WHAT YOU NEED TO DO: Every entry below should be repeated exactly; the pictures should not.

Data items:
-=-=-=-=-

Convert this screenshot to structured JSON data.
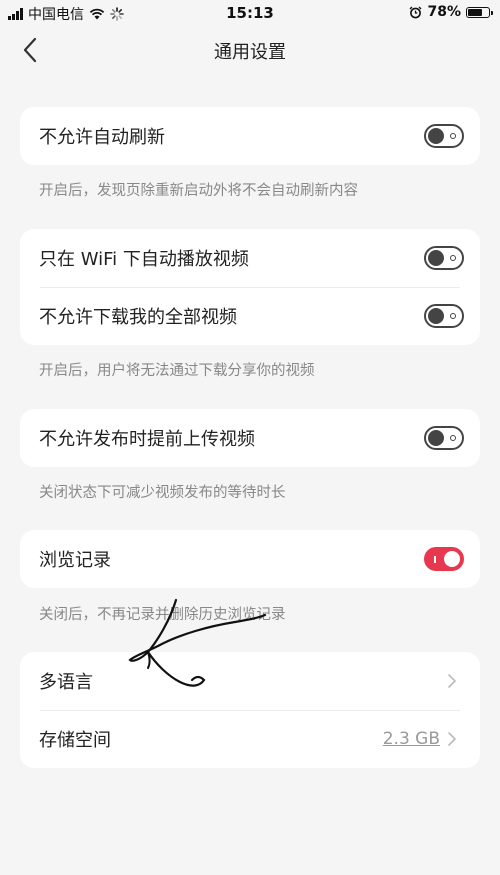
{
  "status_bar": {
    "carrier": "中国电信",
    "time": "15:13",
    "battery": "78%",
    "battery_level": 0.78
  },
  "nav": {
    "title": "通用设置",
    "back_icon": "chevron-left-icon"
  },
  "sections": [
    {
      "rows": [
        {
          "label": "不允许自动刷新",
          "toggle": "off"
        }
      ],
      "note": "开启后，发现页除重新启动外将不会自动刷新内容"
    },
    {
      "rows": [
        {
          "label": "只在 WiFi 下自动播放视频",
          "toggle": "off"
        },
        {
          "label": "不允许下载我的全部视频",
          "toggle": "off"
        }
      ],
      "note": "开启后，用户将无法通过下载分享你的视频"
    },
    {
      "rows": [
        {
          "label": "不允许发布时提前上传视频",
          "toggle": "off"
        }
      ],
      "note": "关闭状态下可减少视频发布的等待时长"
    },
    {
      "rows": [
        {
          "label": "浏览记录",
          "toggle": "on"
        }
      ],
      "note": "关闭后，不再记录并删除历史浏览记录"
    },
    {
      "rows": [
        {
          "label": "多语言",
          "value": "",
          "icon": "chevron-right-icon"
        },
        {
          "label": "存储空间",
          "value": "2.3 GB",
          "icon": "chevron-right-icon"
        }
      ]
    }
  ],
  "colors": {
    "accent": "#e8384f",
    "background": "#f5f5f5",
    "card": "#ffffff",
    "note_text": "#888888"
  }
}
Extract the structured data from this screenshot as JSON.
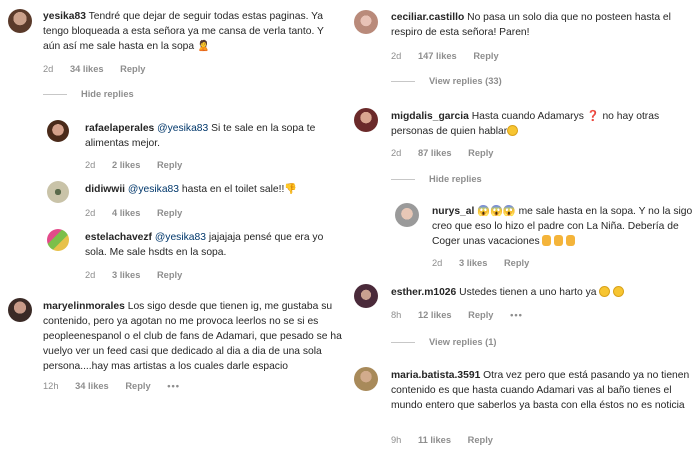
{
  "left": {
    "c1": {
      "user": "yesika83",
      "text": "Tendré que dejar de seguir todas estas paginas. Ya tengo bloqueada a esta señora ya me cansa de verla tanto. Y aún así me sale hasta en la sopa",
      "time": "2d",
      "likes": "34 likes",
      "reply": "Reply"
    },
    "hide1": "Hide replies",
    "r1": {
      "user": "rafaelaperales",
      "mention": "@yesika83",
      "text": " Si te sale en la sopa te alimentas mejor.",
      "time": "2d",
      "likes": "2 likes",
      "reply": "Reply"
    },
    "r2": {
      "user": "didiwwii",
      "mention": "@yesika83",
      "text": " hasta en el toilet sale!!",
      "time": "2d",
      "likes": "4 likes",
      "reply": "Reply"
    },
    "r3": {
      "user": "estelachavezf",
      "mention": "@yesika83",
      "text": " jajajaja pensé que era yo sola. Me sale hsdts en la sopa.",
      "time": "2d",
      "likes": "3 likes",
      "reply": "Reply"
    },
    "c2": {
      "user": "maryelinmorales",
      "text": " Los sigo desde que tienen ig, me gustaba su contenido, pero ya agotan no me provoca leerlos no se si es peopleenespanol o el club de fans de Adamari, que pesado se ha vuelyo ver un feed casi que dedicado al dia a dia de una sola persona....hay mas artistas a los cuales darle espacio",
      "time": "12h",
      "likes": "34 likes",
      "reply": "Reply",
      "more": "•••"
    }
  },
  "right": {
    "c1": {
      "user": "ceciliar.castillo",
      "text": " No pasa un solo dia que no posteen hasta el respiro de esta señora! Paren!",
      "time": "2d",
      "likes": "147 likes",
      "reply": "Reply"
    },
    "view1": "View replies (33)",
    "c2": {
      "user": "migdalis_garcia",
      "text": " Hasta cuando Adamarys ",
      "text2": " no hay otras personas de quien hablar",
      "time": "2d",
      "likes": "87 likes",
      "reply": "Reply"
    },
    "hide2": "Hide replies",
    "r1": {
      "user": "nurys_al",
      "text": " me sale hasta en la sopa. Y no la sigo creo que eso lo hizo el padre con La Niña. Debería de Coger unas vacaciones ",
      "time": "2d",
      "likes": "3 likes",
      "reply": "Reply"
    },
    "c3": {
      "user": "esther.m1026",
      "text": " Ustedes tienen a uno harto ya ",
      "time": "8h",
      "likes": "12 likes",
      "reply": "Reply",
      "more": "•••"
    },
    "view2": "View replies (1)",
    "c4": {
      "user": "maria.batista.3591",
      "text": " Otra vez pero que está pasando ya no tienen contenido es que hasta cuando Adamari vas al baño tienes el mundo entero que saberlos ya basta con ella éstos no es noticia",
      "time": "9h",
      "likes": "11 likes",
      "reply": "Reply"
    }
  },
  "colors": {
    "text": "#262626",
    "meta": "#8e8e8e",
    "mention": "#00376b"
  }
}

-=-=-=-=-

EXERCISE RESPONSE:
Convert this screenshot to structured JSON data.
{
  "status_bar": {
    "carrier": "中国电信",
    "time": "15:13",
    "battery": "78%",
    "battery_level": 0.78
  },
  "nav": {
    "title": "通用设置",
    "back_icon": "chevron-left-icon"
  },
  "sections": [
    {
      "rows": [
        {
          "label": "不允许自动刷新",
          "toggle": "off"
        }
      ],
      "note": "开启后，发现页除重新启动外将不会自动刷新内容"
    },
    {
      "rows": [
        {
          "label": "只在 WiFi 下自动播放视频",
          "toggle": "off"
        },
        {
          "label": "不允许下载我的全部视频",
          "toggle": "off"
        }
      ],
      "note": "开启后，用户将无法通过下载分享你的视频"
    },
    {
      "rows": [
        {
          "label": "不允许发布时提前上传视频",
          "toggle": "off"
        }
      ],
      "note": "关闭状态下可减少视频发布的等待时长"
    },
    {
      "rows": [
        {
          "label": "浏览记录",
          "toggle": "on"
        }
      ],
      "note": "关闭后，不再记录并删除历史浏览记录"
    },
    {
      "rows": [
        {
          "label": "多语言",
          "value": "",
          "icon": "chevron-right-icon"
        },
        {
          "label": "存储空间",
          "value": "2.3 GB",
          "icon": "chevron-right-icon"
        }
      ]
    }
  ],
  "colors": {
    "accent": "#e8384f",
    "background": "#f5f5f5",
    "card": "#ffffff",
    "note_text": "#888888"
  }
}
Extract the structured data from this screenshot as JSON.
{
  "left": {
    "c1": {
      "user": "yesika83",
      "text": "Tendré que dejar de seguir todas estas paginas. Ya tengo bloqueada a esta señora ya me cansa de verla tanto. Y aún así me sale hasta en la sopa",
      "time": "2d",
      "likes": "34 likes",
      "reply": "Reply"
    },
    "hide1": "Hide replies",
    "r1": {
      "user": "rafaelaperales",
      "mention": "@yesika83",
      "text": " Si te sale en la sopa te alimentas mejor.",
      "time": "2d",
      "likes": "2 likes",
      "reply": "Reply"
    },
    "r2": {
      "user": "didiwwii",
      "mention": "@yesika83",
      "text": " hasta en el toilet sale!!",
      "time": "2d",
      "likes": "4 likes",
      "reply": "Reply"
    },
    "r3": {
      "user": "estelachavezf",
      "mention": "@yesika83",
      "text": " jajajaja pensé que era yo sola. Me sale hsdts en la sopa.",
      "time": "2d",
      "likes": "3 likes",
      "reply": "Reply"
    },
    "c2": {
      "user": "maryelinmorales",
      "text": " Los sigo desde que tienen ig, me gustaba su contenido, pero ya agotan no me provoca leerlos no se si es peopleenespanol o el club de fans de Adamari, que pesado se ha vuelyo ver un feed casi que dedicado al dia a dia de una sola persona....hay mas artistas a los cuales darle espacio",
      "time": "12h",
      "likes": "34 likes",
      "reply": "Reply",
      "more": "•••"
    }
  },
  "right": {
    "c1": {
      "user": "ceciliar.castillo",
      "text": " No pasa un solo dia que no posteen hasta el respiro de esta señora! Paren!",
      "time": "2d",
      "likes": "147 likes",
      "reply": "Reply"
    },
    "view1": "View replies (33)",
    "c2": {
      "user": "migdalis_garcia",
      "text": " Hasta cuando Adamarys ",
      "text2": " no hay otras personas de quien hablar",
      "time": "2d",
      "likes": "87 likes",
      "reply": "Reply"
    },
    "hide2": "Hide replies",
    "r1": {
      "user": "nurys_al",
      "text": " me sale hasta en la sopa. Y no la sigo creo que eso lo hizo el padre con La Niña. Debería de Coger unas vacaciones ",
      "time": "2d",
      "likes": "3 likes",
      "reply": "Reply"
    },
    "c3": {
      "user": "esther.m1026",
      "text": " Ustedes tienen a uno harto ya ",
      "time": "8h",
      "likes": "12 likes",
      "reply": "Reply",
      "more": "•••"
    },
    "view2": "View replies (1)",
    "c4": {
      "user": "maria.batista.3591",
      "text": " Otra vez pero que está pasando ya no tienen contenido es que hasta cuando Adamari vas al baño tienes el mundo entero que saberlos ya basta con ella éstos no es noticia",
      "time": "9h",
      "likes": "11 likes",
      "reply": "Reply"
    }
  },
  "colors": {
    "text": "#262626",
    "meta": "#8e8e8e",
    "mention": "#00376b"
  }
}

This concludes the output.